● **Exercise data**:
_ _ _

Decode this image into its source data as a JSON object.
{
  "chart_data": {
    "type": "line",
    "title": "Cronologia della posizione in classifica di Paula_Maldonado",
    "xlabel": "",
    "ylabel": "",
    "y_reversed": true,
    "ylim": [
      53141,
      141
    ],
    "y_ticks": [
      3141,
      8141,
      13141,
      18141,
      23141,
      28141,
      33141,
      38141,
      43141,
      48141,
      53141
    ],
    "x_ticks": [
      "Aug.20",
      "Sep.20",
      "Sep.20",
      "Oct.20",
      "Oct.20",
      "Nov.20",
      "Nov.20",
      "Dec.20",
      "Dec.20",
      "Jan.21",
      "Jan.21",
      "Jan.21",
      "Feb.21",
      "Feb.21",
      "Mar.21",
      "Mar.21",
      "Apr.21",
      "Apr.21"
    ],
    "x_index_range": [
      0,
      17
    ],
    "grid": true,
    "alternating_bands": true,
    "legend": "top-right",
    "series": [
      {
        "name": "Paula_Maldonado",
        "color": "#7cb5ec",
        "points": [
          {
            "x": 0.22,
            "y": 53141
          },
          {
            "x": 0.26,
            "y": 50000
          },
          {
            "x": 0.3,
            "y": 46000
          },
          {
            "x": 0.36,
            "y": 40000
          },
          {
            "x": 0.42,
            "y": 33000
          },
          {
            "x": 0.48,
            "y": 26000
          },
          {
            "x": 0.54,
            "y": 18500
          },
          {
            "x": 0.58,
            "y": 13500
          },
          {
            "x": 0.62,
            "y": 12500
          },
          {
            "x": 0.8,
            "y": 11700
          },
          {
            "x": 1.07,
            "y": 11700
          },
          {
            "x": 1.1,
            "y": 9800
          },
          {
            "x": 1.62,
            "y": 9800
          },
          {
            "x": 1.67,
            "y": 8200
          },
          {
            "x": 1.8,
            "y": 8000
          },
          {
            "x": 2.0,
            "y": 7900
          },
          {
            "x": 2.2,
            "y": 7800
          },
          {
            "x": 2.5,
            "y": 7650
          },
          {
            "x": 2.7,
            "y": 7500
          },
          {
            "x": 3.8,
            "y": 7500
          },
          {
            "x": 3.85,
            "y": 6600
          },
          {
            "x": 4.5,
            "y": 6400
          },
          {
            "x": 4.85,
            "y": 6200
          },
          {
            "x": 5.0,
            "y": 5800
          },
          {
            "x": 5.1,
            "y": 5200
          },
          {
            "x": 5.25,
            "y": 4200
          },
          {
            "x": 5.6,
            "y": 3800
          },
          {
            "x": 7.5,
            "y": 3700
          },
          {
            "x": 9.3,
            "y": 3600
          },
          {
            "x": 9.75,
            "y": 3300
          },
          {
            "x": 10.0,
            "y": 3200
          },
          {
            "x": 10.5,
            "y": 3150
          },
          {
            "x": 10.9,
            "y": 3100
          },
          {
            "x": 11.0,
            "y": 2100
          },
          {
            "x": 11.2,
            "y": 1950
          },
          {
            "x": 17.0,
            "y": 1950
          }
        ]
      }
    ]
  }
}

_ _ _

● **Task details**:
Retype the material in full, character for character.

● **Result of the exercise**:
Decode this image into its source data as a JSON object.
{
  "chart_data": {
    "type": "line",
    "title": "Cronologia della posizione in classifica di Paula_Maldonado",
    "xlabel": "",
    "ylabel": "",
    "y_reversed": true,
    "ylim": [
      53141,
      141
    ],
    "y_ticks": [
      3141,
      8141,
      13141,
      18141,
      23141,
      28141,
      33141,
      38141,
      43141,
      48141,
      53141
    ],
    "x_ticks": [
      "Aug.20",
      "Sep.20",
      "Sep.20",
      "Oct.20",
      "Oct.20",
      "Nov.20",
      "Nov.20",
      "Dec.20",
      "Dec.20",
      "Jan.21",
      "Jan.21",
      "Jan.21",
      "Feb.21",
      "Feb.21",
      "Mar.21",
      "Mar.21",
      "Apr.21",
      "Apr.21"
    ],
    "x_index_range": [
      0,
      17
    ],
    "grid": true,
    "alternating_bands": true,
    "legend": "top-right",
    "series": [
      {
        "name": "Paula_Maldonado",
        "color": "#7cb5ec",
        "points": [
          {
            "x": 0.22,
            "y": 53141
          },
          {
            "x": 0.26,
            "y": 50000
          },
          {
            "x": 0.3,
            "y": 46000
          },
          {
            "x": 0.36,
            "y": 40000
          },
          {
            "x": 0.42,
            "y": 33000
          },
          {
            "x": 0.48,
            "y": 26000
          },
          {
            "x": 0.54,
            "y": 18500
          },
          {
            "x": 0.58,
            "y": 13500
          },
          {
            "x": 0.62,
            "y": 12500
          },
          {
            "x": 0.8,
            "y": 11700
          },
          {
            "x": 1.07,
            "y": 11700
          },
          {
            "x": 1.1,
            "y": 9800
          },
          {
            "x": 1.62,
            "y": 9800
          },
          {
            "x": 1.67,
            "y": 8200
          },
          {
            "x": 1.8,
            "y": 8000
          },
          {
            "x": 2.0,
            "y": 7900
          },
          {
            "x": 2.2,
            "y": 7800
          },
          {
            "x": 2.5,
            "y": 7650
          },
          {
            "x": 2.7,
            "y": 7500
          },
          {
            "x": 3.8,
            "y": 7500
          },
          {
            "x": 3.85,
            "y": 6600
          },
          {
            "x": 4.5,
            "y": 6400
          },
          {
            "x": 4.85,
            "y": 6200
          },
          {
            "x": 5.0,
            "y": 5800
          },
          {
            "x": 5.1,
            "y": 5200
          },
          {
            "x": 5.25,
            "y": 4200
          },
          {
            "x": 5.6,
            "y": 3800
          },
          {
            "x": 7.5,
            "y": 3700
          },
          {
            "x": 9.3,
            "y": 3600
          },
          {
            "x": 9.75,
            "y": 3300
          },
          {
            "x": 10.0,
            "y": 3200
          },
          {
            "x": 10.5,
            "y": 3150
          },
          {
            "x": 10.9,
            "y": 3100
          },
          {
            "x": 11.0,
            "y": 2100
          },
          {
            "x": 11.2,
            "y": 1950
          },
          {
            "x": 17.0,
            "y": 1950
          }
        ]
      }
    ]
  }
}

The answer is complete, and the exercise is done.